*** TEXT UNDER STUDY

In an excerpt from his novel Tough Guys Don’t Dance, Norman Mailer gives us a story of a drunken writer in a bar, 24 days (he’s counting) since his wife left him. He tries to woo a good-looking woman away from her companion with a tall tale.
In The Chaste Clarissa, John Cheever’s character proudly shares his technique to bed a newly married woman he tells us is “beautiful but stupid.”
Denis Johnson tells us of a Kansas man, an off-season visitor to the cape, who recently tried to commit suicide. We get some local color of Provincetown’s gay community. The piece is an excerpt from his novel Resuscitation of a Hanged Man.
We have a chaste May-December romance in The Last Kiss by Arturo Vivante. The story is focused on The Provincetown Players theatre that included such notables as Eugene O’Neill, Tennessee Williams, Edna St. Vincent Millay and Theodor Dreiser. There’s a twist: the main characters are a young male actor and a much older woman.

******
*** PROVIDED DATA

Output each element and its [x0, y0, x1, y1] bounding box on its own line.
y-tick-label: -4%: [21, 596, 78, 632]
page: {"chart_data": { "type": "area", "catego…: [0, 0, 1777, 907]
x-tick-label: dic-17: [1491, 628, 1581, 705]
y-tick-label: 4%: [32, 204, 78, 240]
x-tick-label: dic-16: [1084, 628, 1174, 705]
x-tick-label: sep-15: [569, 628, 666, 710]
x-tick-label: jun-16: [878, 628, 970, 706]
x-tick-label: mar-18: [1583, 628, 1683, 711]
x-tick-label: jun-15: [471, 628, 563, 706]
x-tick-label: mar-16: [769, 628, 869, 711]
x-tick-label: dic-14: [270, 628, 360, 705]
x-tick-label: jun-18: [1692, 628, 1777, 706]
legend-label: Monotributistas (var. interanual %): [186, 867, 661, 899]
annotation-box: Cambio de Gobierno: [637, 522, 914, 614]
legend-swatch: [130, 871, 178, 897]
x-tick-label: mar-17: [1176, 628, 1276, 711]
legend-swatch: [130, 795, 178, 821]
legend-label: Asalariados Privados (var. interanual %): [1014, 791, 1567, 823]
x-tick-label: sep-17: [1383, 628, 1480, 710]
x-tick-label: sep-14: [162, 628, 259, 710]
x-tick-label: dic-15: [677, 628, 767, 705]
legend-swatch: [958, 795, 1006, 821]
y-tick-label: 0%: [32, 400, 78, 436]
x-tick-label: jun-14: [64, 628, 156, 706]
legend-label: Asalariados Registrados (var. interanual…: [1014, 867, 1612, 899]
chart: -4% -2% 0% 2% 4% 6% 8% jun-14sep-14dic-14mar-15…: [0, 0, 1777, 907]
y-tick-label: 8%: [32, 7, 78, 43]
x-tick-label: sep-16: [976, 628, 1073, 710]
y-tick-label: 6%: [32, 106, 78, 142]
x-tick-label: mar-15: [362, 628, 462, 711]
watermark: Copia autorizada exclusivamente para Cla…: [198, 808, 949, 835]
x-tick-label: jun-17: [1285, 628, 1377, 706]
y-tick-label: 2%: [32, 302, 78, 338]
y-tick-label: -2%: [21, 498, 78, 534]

******

EXERCISE DETAILS:
According to the text about the stories, how many days has it been since the drunken writer's wife left him in the Norman Mailer excerpt? Draw only on the text about the stories; the records play no part.

RESPONSE FOR THIS EXERCISE:
24 days.